### OBJECTIVE
Tally the lines in the listing below that contain "Fall" and report the tally alone.

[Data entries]
────
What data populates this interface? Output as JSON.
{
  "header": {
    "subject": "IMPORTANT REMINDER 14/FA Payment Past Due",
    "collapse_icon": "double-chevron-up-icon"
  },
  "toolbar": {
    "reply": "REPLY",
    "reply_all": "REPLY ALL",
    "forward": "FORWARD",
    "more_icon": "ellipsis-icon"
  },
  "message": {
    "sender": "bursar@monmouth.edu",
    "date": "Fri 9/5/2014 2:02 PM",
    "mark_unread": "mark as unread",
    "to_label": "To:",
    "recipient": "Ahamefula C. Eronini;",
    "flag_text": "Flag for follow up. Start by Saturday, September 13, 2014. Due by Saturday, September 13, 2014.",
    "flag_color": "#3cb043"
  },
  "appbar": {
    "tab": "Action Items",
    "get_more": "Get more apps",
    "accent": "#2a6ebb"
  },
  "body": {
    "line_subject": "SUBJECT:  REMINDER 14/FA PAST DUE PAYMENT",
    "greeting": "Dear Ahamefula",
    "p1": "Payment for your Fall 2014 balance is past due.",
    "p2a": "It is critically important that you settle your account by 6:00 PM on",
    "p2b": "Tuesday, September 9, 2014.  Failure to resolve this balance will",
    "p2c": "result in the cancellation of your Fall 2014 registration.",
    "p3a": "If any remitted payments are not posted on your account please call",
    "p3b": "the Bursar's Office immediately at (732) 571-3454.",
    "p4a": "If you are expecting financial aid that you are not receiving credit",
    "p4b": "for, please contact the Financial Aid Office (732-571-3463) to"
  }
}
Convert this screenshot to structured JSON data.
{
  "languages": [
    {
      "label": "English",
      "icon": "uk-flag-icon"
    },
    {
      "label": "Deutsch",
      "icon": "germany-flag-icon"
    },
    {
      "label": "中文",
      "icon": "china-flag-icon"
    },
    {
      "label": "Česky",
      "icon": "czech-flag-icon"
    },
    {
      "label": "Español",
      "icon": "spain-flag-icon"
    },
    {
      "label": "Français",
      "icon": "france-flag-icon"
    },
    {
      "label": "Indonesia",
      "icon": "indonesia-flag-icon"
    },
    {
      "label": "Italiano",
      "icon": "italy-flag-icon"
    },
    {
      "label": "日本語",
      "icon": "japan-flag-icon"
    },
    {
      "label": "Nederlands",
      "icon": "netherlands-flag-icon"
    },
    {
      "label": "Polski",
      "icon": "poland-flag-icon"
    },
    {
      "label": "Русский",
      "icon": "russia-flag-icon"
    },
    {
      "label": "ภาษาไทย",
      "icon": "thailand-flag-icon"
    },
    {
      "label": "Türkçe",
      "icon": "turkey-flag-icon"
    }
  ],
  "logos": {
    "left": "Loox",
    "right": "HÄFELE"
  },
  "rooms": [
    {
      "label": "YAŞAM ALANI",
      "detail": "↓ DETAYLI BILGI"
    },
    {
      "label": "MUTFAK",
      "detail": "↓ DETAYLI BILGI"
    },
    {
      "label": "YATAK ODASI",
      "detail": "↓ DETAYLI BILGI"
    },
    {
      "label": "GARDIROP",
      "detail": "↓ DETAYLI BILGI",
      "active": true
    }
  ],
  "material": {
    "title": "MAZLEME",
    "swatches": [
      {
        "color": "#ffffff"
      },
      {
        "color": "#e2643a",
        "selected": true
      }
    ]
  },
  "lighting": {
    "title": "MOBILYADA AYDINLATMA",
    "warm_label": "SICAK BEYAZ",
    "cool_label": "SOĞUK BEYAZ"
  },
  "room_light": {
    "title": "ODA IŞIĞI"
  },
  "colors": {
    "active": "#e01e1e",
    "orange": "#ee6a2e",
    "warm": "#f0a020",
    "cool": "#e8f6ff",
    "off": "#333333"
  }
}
────
### SOLVED PROBLEM
2